## ENTRIES

○ ○ ○

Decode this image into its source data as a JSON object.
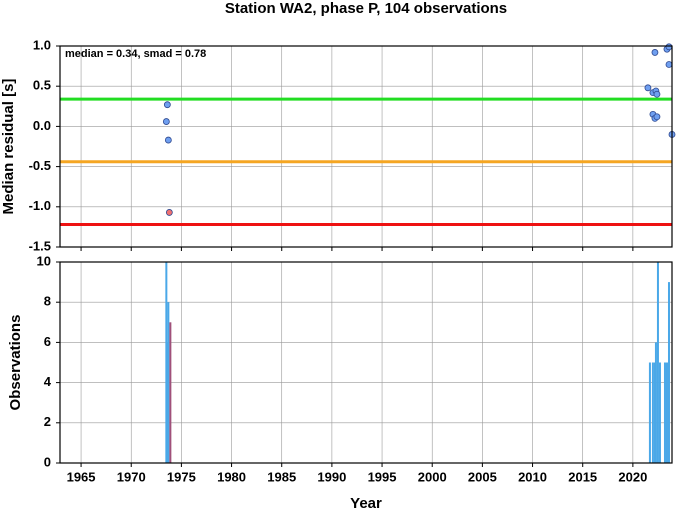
{
  "chart_data": [
    {
      "type": "scatter",
      "title": "Station WA2, phase P, 104 observations",
      "ylabel": "Median residual [s]",
      "annotation": "median = 0.34, smad = 0.78",
      "xlim": [
        1962.9,
        2023.9
      ],
      "ylim": [
        -1.5,
        1.0
      ],
      "yticks": [
        {
          "value": 1.0,
          "label": "1.0"
        },
        0.5,
        {
          "value": 0.0,
          "label": "0.0"
        },
        -0.5,
        {
          "value": -1.0,
          "label": "-1.0"
        },
        -1.5
      ],
      "grid": true,
      "hlines": [
        {
          "value": 0.34,
          "color": "#22dd22"
        },
        {
          "value": -0.44,
          "color": "#f5a623"
        },
        {
          "value": -1.22,
          "color": "#ee1111"
        }
      ],
      "series": [
        {
          "color": "#6f9ff0",
          "x": [
            1973.6,
            1973.5,
            1973.7,
            2021.5,
            2022.2,
            2023.4,
            2023.6,
            2022.0,
            2022.3,
            2022.4,
            2022.0,
            2022.2,
            2022.4,
            2023.6,
            2023.9
          ],
          "values": [
            0.27,
            0.06,
            -0.17,
            0.48,
            0.92,
            0.96,
            0.99,
            0.42,
            0.44,
            0.4,
            0.15,
            0.1,
            0.12,
            0.77,
            -0.1
          ]
        },
        {
          "color": "#f07070",
          "x": [
            1973.8
          ],
          "values": [
            -1.07
          ]
        }
      ]
    },
    {
      "type": "bar",
      "xlabel": "Year",
      "ylabel": "Observations",
      "xlim": [
        1962.9,
        2023.9
      ],
      "ylim": [
        0,
        10
      ],
      "xticks": [
        1965,
        1970,
        1975,
        1980,
        1985,
        1990,
        1995,
        2000,
        2005,
        2010,
        2015,
        2020
      ],
      "yticks": [
        0,
        2,
        4,
        6,
        8,
        10
      ],
      "grid": true,
      "series": [
        {
          "color": "#4aa8e8",
          "x": [
            1973.5,
            1973.6,
            1973.7,
            2021.7,
            2022.0,
            2022.2,
            2022.3,
            2022.5,
            2022.7,
            2023.2,
            2023.4,
            2023.6
          ],
          "values": [
            10,
            6,
            8,
            5,
            5,
            5,
            6,
            10,
            5,
            5,
            5,
            9
          ]
        },
        {
          "color": "#a0507a",
          "x": [
            1973.9
          ],
          "values": [
            7
          ]
        }
      ]
    }
  ]
}
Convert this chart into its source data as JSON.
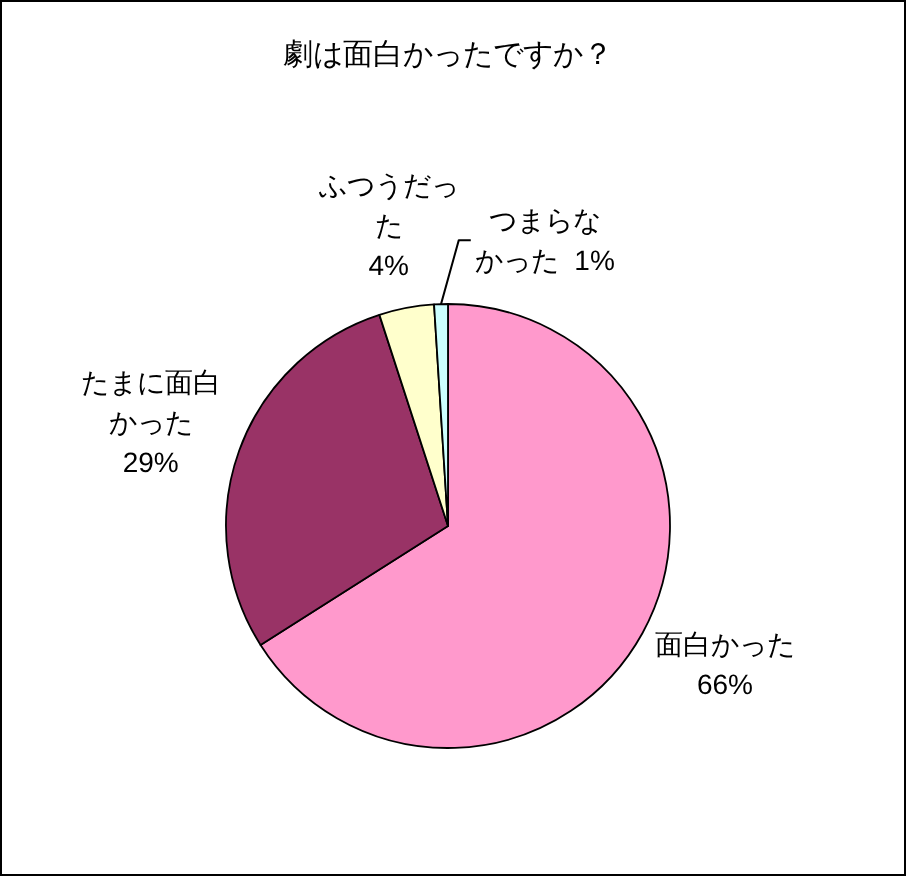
{
  "chart_data": {
    "type": "pie",
    "title": "劇は面白かったですか？",
    "categories": [
      "面白かった",
      "たまに面白かった",
      "ふつうだった",
      "つまらなかった"
    ],
    "values": [
      66,
      29,
      4,
      1
    ],
    "colors": [
      "#ff99cc",
      "#993366",
      "#ffffcc",
      "#ccffff"
    ],
    "value_labels": [
      "66%",
      "29%",
      "4%",
      "1%"
    ]
  }
}
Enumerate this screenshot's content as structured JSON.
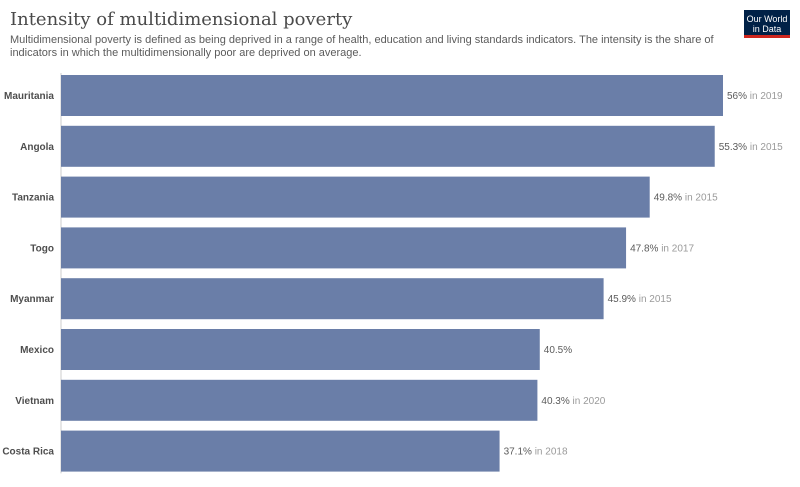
{
  "header": {
    "title": "Intensity of multidimensional poverty",
    "subtitle": "Multidimensional poverty is defined as being deprived in a range of health, education and living standards indicators. The intensity is the share of indicators in which the multidimensionally poor are deprived on average."
  },
  "logo": {
    "line1": "Our World",
    "line2": "in Data",
    "bg_color": "#002147",
    "accent_color": "#ce261e"
  },
  "chart_data": {
    "type": "bar",
    "orientation": "horizontal",
    "title": "Intensity of multidimensional poverty",
    "subtitle": "Multidimensional poverty is defined as being deprived in a range of health, education and living standards indicators. The intensity is the share of indicators in which the multidimensionally poor are deprived on average.",
    "categories": [
      "Mauritania",
      "Angola",
      "Tanzania",
      "Togo",
      "Myanmar",
      "Mexico",
      "Vietnam",
      "Costa Rica"
    ],
    "values": [
      56,
      55.3,
      49.8,
      47.8,
      45.9,
      40.5,
      40.3,
      37.1
    ],
    "value_labels": [
      "56%",
      "55.3%",
      "49.8%",
      "47.8%",
      "45.9%",
      "40.5%",
      "40.3%",
      "37.1%"
    ],
    "year_labels": [
      "in 2019",
      "in 2015",
      "in 2015",
      "in 2017",
      "in 2015",
      "",
      "in 2020",
      "in 2018"
    ],
    "unit": "%",
    "xlim": [
      0,
      56
    ],
    "bar_color": "#6a7ea8",
    "grid": false,
    "legend": "none"
  }
}
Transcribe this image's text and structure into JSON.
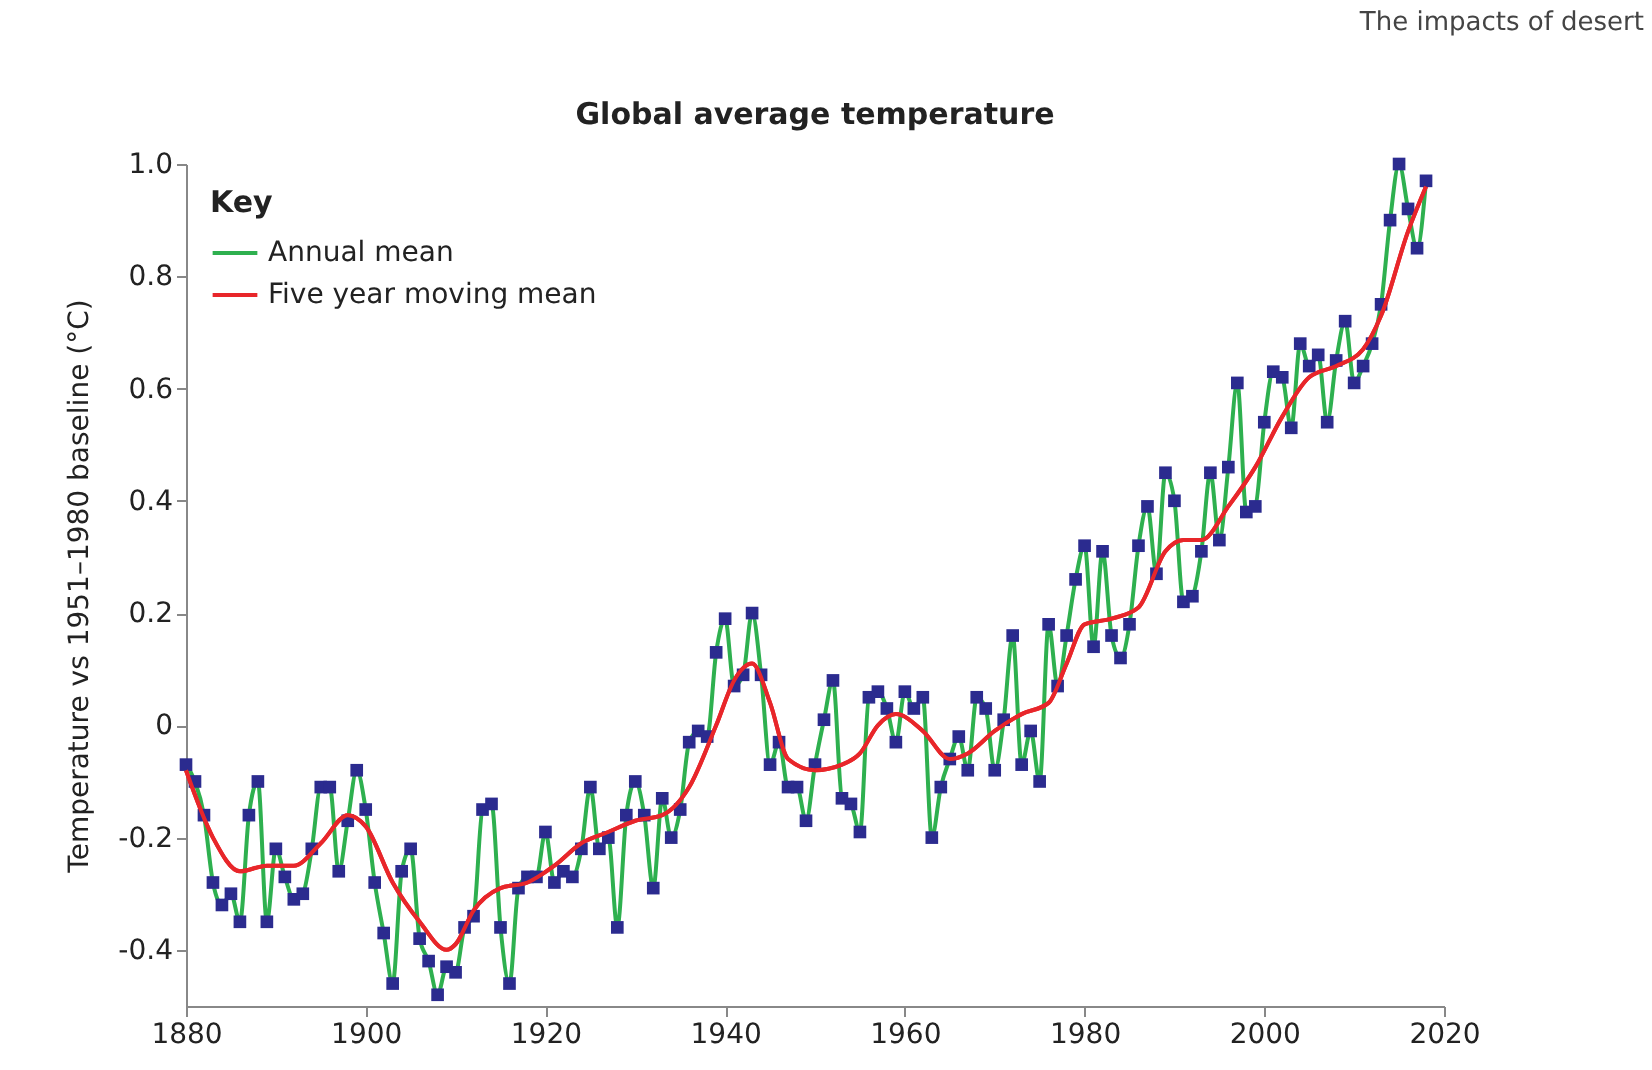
{
  "chart_data": {
    "type": "line",
    "title": "Global average temperature",
    "ylabel": "Temperature vs 1951–1980 baseline (°C)",
    "annotations": [
      "The impacts of desert"
    ],
    "legend_title": "Key",
    "legend": "top left",
    "marker": "square",
    "grid": false,
    "xlim": [
      1880,
      2020
    ],
    "xticks": [
      1880,
      1900,
      1920,
      1940,
      1960,
      1980,
      2000,
      2020
    ],
    "ylim": [
      -0.5,
      1.0
    ],
    "yticks": [
      -0.4,
      -0.2,
      0,
      0.2,
      0.4,
      0.6,
      0.8,
      {
        "value": 1.0,
        "label": "1.0"
      }
    ],
    "x": [
      1880,
      1881,
      1882,
      1883,
      1884,
      1885,
      1886,
      1887,
      1888,
      1889,
      1890,
      1891,
      1892,
      1893,
      1894,
      1895,
      1896,
      1897,
      1898,
      1899,
      1900,
      1901,
      1902,
      1903,
      1904,
      1905,
      1906,
      1907,
      1908,
      1909,
      1910,
      1911,
      1912,
      1913,
      1914,
      1915,
      1916,
      1917,
      1918,
      1919,
      1920,
      1921,
      1922,
      1923,
      1924,
      1925,
      1926,
      1927,
      1928,
      1929,
      1930,
      1931,
      1932,
      1933,
      1934,
      1935,
      1936,
      1937,
      1938,
      1939,
      1940,
      1941,
      1942,
      1943,
      1944,
      1945,
      1946,
      1947,
      1948,
      1949,
      1950,
      1951,
      1952,
      1953,
      1954,
      1955,
      1956,
      1957,
      1958,
      1959,
      1960,
      1961,
      1962,
      1963,
      1964,
      1965,
      1966,
      1967,
      1968,
      1969,
      1970,
      1971,
      1972,
      1973,
      1974,
      1975,
      1976,
      1977,
      1978,
      1979,
      1980,
      1981,
      1982,
      1983,
      1984,
      1985,
      1986,
      1987,
      1988,
      1989,
      1990,
      1991,
      1992,
      1993,
      1994,
      1995,
      1996,
      1997,
      1998,
      1999,
      2000,
      2001,
      2002,
      2003,
      2004,
      2005,
      2006,
      2007,
      2008,
      2009,
      2010,
      2011,
      2012,
      2013,
      2014,
      2015,
      2016,
      2017,
      2018
    ],
    "series": [
      {
        "name": "Annual mean",
        "color": "#2eb04f",
        "values": [
          -0.07,
          -0.1,
          -0.16,
          -0.28,
          -0.32,
          -0.3,
          -0.35,
          -0.16,
          -0.1,
          -0.35,
          -0.22,
          -0.27,
          -0.31,
          -0.3,
          -0.22,
          -0.11,
          -0.11,
          -0.26,
          -0.17,
          -0.08,
          -0.15,
          -0.28,
          -0.37,
          -0.46,
          -0.26,
          -0.22,
          -0.38,
          -0.42,
          -0.48,
          -0.43,
          -0.44,
          -0.36,
          -0.34,
          -0.15,
          -0.14,
          -0.36,
          -0.46,
          -0.29,
          -0.27,
          -0.27,
          -0.19,
          -0.28,
          -0.26,
          -0.27,
          -0.22,
          -0.11,
          -0.22,
          -0.2,
          -0.36,
          -0.16,
          -0.1,
          -0.16,
          -0.29,
          -0.13,
          -0.2,
          -0.15,
          -0.03,
          -0.01,
          -0.02,
          0.13,
          0.19,
          0.07,
          0.09,
          0.2,
          0.09,
          -0.07,
          -0.03,
          -0.11,
          -0.11,
          -0.17,
          -0.07,
          0.01,
          0.08,
          -0.13,
          -0.14,
          -0.19,
          0.05,
          0.06,
          0.03,
          -0.03,
          0.06,
          0.03,
          0.05,
          -0.2,
          -0.11,
          -0.06,
          -0.02,
          -0.08,
          0.05,
          0.03,
          -0.08,
          0.01,
          0.16,
          -0.07,
          -0.01,
          -0.1,
          0.18,
          0.07,
          0.16,
          0.26,
          0.32,
          0.14,
          0.31,
          0.16,
          0.12,
          0.18,
          0.32,
          0.39,
          0.27,
          0.45,
          0.4,
          0.22,
          0.23,
          0.31,
          0.45,
          0.33,
          0.46,
          0.61,
          0.38,
          0.39,
          0.54,
          0.63,
          0.62,
          0.53,
          0.68,
          0.64,
          0.66,
          0.54,
          0.65,
          0.72,
          0.61,
          0.64,
          0.68,
          0.75,
          0.9,
          1.0,
          0.92,
          0.85,
          0.97
        ]
      },
      {
        "name": "Five year moving mean",
        "color": "#e8262a",
        "marker": "none",
        "x": [
          1880,
          1883,
          1886,
          1889,
          1892,
          1895,
          1898,
          1900,
          1903,
          1906,
          1909,
          1910,
          1912,
          1915,
          1918,
          1921,
          1924,
          1927,
          1930,
          1933,
          1936,
          1939,
          1941,
          1943,
          1945,
          1947,
          1950,
          1953,
          1955,
          1957,
          1959,
          1962,
          1965,
          1967,
          1970,
          1973,
          1976,
          1978,
          1980,
          1983,
          1986,
          1989,
          1991,
          1993,
          1996,
          1999,
          2002,
          2005,
          2008,
          2011,
          2013,
          2016,
          2018
        ],
        "values": [
          -0.08,
          -0.2,
          -0.26,
          -0.25,
          -0.25,
          -0.21,
          -0.16,
          -0.18,
          -0.28,
          -0.35,
          -0.4,
          -0.39,
          -0.33,
          -0.29,
          -0.28,
          -0.25,
          -0.21,
          -0.19,
          -0.17,
          -0.16,
          -0.11,
          0.0,
          0.08,
          0.11,
          0.04,
          -0.06,
          -0.08,
          -0.07,
          -0.05,
          0.0,
          0.02,
          -0.01,
          -0.06,
          -0.05,
          -0.01,
          0.02,
          0.04,
          0.11,
          0.18,
          0.19,
          0.21,
          0.31,
          0.33,
          0.33,
          0.39,
          0.46,
          0.55,
          0.62,
          0.64,
          0.67,
          0.73,
          0.88,
          0.96
        ]
      }
    ]
  }
}
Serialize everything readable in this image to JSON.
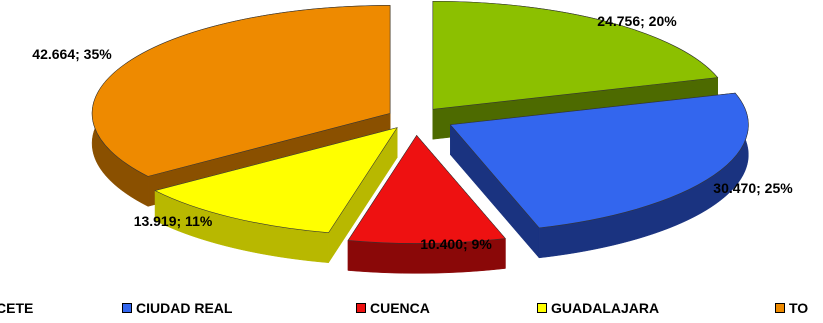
{
  "chart_data": {
    "type": "pie",
    "style": "3d-exploded",
    "slices": [
      {
        "name": "ALBACETE",
        "value": 24756,
        "percent": 20,
        "label": "24.756; 20%",
        "color": "#8cc000",
        "dark": "#4d6a00"
      },
      {
        "name": "CIUDAD REAL",
        "value": 30470,
        "percent": 25,
        "label": "30.470; 25%",
        "color": "#3366ee",
        "dark": "#1a3380"
      },
      {
        "name": "CUENCA",
        "value": 10400,
        "percent": 9,
        "label": "10.400; 9%",
        "color": "#ee1111",
        "dark": "#8a0808"
      },
      {
        "name": "GUADALAJARA",
        "value": 13919,
        "percent": 11,
        "label": "13.919; 11%",
        "color": "#ffff00",
        "dark": "#b8b800"
      },
      {
        "name": "TOLEDO",
        "value": 42664,
        "percent": 35,
        "label": "42.664; 35%",
        "color": "#ee8a00",
        "dark": "#8a5000"
      }
    ],
    "legend_position": "bottom",
    "legend_text": [
      "CETE",
      "CIUDAD REAL",
      "CUENCA",
      "GUADALAJARA",
      "TO"
    ]
  }
}
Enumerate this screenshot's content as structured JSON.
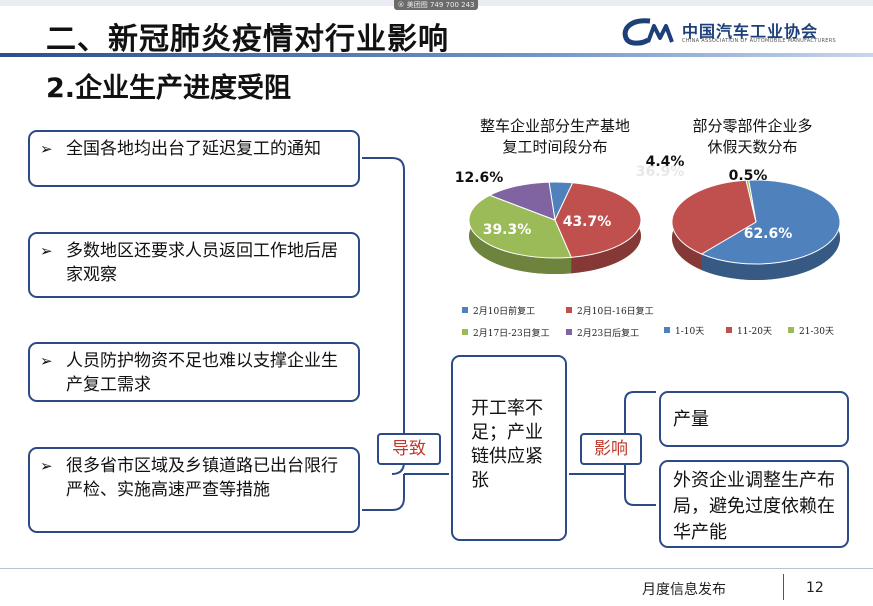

○ ○ ○

## WORK TO BE COMPLETED
Write the lines from the line containing "Serialize everything readable" through the last line of the data out again exactly, and only those lines; pictures stay out.

## SOLUTION TO THE PROBLEM
Serialize everything readable in this image to JSON.
{
  "chart_data": {
    "type": "pie",
    "style": "3d-exploded",
    "slices": [
      {
        "name": "ALBACETE",
        "value": 24756,
        "percent": 20,
        "label": "24.756; 20%",
        "color": "#8cc000",
        "dark": "#4d6a00"
      },
      {
        "name": "CIUDAD REAL",
        "value": 30470,
        "percent": 25,
        "label": "30.470; 25%",
        "color": "#3366ee",
        "dark": "#1a3380"
      },
      {
        "name": "CUENCA",
        "value": 10400,
        "percent": 9,
        "label": "10.400; 9%",
        "color": "#ee1111",
        "dark": "#8a0808"
      },
      {
        "name": "GUADALAJARA",
        "value": 13919,
        "percent": 11,
        "label": "13.919; 11%",
        "color": "#ffff00",
        "dark": "#b8b800"
      },
      {
        "name": "TOLEDO",
        "value": 42664,
        "percent": 35,
        "label": "42.664; 35%",
        "color": "#ee8a00",
        "dark": "#8a5000"
      }
    ],
    "legend_position": "bottom",
    "legend_text": [
      "CETE",
      "CIUDAD REAL",
      "CUENCA",
      "GUADALAJARA",
      "TO"
    ]
  }
}
Enumerate this screenshot's content as structured JSON.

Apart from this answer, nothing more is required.